** Start DATA PROVIDED **
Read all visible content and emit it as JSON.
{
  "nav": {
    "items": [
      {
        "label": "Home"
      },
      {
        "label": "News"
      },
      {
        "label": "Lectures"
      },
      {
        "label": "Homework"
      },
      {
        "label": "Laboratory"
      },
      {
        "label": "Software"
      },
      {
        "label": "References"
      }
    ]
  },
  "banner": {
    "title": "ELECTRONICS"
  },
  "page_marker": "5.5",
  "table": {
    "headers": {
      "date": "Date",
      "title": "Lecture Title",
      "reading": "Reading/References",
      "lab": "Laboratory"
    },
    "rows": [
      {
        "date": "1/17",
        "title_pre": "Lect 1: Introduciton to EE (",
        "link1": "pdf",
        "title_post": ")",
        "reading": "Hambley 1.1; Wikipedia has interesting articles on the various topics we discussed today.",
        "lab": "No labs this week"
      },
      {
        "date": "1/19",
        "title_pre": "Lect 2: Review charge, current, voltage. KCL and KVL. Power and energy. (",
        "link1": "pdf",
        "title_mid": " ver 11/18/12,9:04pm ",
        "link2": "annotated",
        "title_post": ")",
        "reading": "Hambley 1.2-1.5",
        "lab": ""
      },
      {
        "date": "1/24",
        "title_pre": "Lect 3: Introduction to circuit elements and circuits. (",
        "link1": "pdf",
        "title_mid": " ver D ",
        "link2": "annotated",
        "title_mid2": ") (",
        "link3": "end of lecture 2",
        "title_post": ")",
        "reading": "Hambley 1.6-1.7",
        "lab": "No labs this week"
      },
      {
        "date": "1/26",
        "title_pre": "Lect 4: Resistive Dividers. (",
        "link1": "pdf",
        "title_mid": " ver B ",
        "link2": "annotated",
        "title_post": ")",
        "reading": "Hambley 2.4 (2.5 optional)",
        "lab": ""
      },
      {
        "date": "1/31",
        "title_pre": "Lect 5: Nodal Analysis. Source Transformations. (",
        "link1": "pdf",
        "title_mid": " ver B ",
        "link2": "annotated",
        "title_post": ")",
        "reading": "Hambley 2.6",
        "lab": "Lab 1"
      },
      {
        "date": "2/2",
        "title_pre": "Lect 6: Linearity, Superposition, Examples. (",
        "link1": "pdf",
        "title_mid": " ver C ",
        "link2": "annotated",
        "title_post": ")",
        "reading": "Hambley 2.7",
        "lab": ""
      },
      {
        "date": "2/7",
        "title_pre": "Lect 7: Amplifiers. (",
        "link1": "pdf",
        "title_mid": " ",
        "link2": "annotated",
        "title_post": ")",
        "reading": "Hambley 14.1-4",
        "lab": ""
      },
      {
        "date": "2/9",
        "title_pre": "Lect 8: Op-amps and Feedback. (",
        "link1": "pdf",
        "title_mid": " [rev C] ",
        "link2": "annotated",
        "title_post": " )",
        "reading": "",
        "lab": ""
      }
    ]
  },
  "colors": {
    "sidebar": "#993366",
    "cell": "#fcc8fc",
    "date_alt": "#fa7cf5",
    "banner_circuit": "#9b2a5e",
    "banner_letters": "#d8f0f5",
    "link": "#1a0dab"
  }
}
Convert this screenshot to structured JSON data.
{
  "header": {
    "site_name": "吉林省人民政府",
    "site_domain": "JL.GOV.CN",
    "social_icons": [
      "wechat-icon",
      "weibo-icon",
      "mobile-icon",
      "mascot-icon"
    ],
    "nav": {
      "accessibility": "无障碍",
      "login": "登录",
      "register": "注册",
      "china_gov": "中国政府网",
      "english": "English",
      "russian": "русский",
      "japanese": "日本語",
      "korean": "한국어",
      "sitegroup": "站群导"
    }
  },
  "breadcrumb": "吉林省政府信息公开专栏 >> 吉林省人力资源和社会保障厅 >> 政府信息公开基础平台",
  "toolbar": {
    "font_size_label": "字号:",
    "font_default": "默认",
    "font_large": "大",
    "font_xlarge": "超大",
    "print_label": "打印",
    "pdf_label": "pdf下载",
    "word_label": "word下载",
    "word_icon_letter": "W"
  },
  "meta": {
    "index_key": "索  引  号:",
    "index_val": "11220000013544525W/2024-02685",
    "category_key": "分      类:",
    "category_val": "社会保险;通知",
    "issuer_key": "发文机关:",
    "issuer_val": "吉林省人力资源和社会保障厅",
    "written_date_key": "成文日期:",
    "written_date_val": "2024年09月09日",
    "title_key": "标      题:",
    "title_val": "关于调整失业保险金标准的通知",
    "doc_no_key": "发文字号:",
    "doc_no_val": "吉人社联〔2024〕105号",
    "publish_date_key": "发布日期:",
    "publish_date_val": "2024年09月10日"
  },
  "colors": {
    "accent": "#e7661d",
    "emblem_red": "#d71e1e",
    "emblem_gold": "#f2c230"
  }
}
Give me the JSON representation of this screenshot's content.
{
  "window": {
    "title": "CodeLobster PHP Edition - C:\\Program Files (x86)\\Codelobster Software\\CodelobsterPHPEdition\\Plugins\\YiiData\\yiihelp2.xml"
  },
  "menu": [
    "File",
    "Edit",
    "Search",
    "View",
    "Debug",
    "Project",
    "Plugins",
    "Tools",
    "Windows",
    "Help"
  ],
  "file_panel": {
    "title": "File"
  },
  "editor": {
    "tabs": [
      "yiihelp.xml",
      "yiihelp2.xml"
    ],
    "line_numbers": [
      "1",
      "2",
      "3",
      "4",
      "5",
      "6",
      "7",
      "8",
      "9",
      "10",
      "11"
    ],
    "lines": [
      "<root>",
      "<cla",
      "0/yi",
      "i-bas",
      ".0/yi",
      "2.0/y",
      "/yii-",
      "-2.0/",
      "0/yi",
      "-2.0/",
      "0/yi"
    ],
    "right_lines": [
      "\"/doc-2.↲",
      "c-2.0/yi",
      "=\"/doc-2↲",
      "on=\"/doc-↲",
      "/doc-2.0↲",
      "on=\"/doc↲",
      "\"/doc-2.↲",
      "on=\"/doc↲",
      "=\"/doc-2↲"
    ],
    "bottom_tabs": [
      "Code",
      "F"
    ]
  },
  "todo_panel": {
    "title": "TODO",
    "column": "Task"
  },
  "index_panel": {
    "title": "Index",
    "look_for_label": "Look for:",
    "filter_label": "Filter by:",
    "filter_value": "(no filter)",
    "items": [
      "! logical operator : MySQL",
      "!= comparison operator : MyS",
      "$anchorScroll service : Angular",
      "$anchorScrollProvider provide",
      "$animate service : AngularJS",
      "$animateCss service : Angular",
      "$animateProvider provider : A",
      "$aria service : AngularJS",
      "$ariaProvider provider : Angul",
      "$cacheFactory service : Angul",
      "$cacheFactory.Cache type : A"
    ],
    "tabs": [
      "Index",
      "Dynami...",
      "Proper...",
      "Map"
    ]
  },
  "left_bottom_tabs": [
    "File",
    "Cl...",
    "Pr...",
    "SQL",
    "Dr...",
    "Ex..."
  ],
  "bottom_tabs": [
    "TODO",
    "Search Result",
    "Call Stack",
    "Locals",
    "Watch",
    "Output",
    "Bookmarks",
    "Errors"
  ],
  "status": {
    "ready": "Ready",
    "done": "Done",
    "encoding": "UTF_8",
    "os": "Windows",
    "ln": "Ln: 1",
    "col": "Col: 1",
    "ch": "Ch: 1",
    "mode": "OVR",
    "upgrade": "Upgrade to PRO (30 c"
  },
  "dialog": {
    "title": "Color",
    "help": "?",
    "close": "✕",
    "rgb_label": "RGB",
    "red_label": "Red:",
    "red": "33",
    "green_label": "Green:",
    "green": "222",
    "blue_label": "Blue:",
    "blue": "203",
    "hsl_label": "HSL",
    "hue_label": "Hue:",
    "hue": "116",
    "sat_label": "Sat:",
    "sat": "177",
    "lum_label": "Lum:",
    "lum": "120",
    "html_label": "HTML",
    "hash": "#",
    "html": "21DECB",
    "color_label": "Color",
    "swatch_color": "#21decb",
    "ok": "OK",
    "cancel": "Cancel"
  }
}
** End DATA PROVIDED **
__GIVEN EXERCISE__: Reply with the number of lines in the preceding entries that contain "this", and no other words.

__WRITTEN SOLUTION__: 4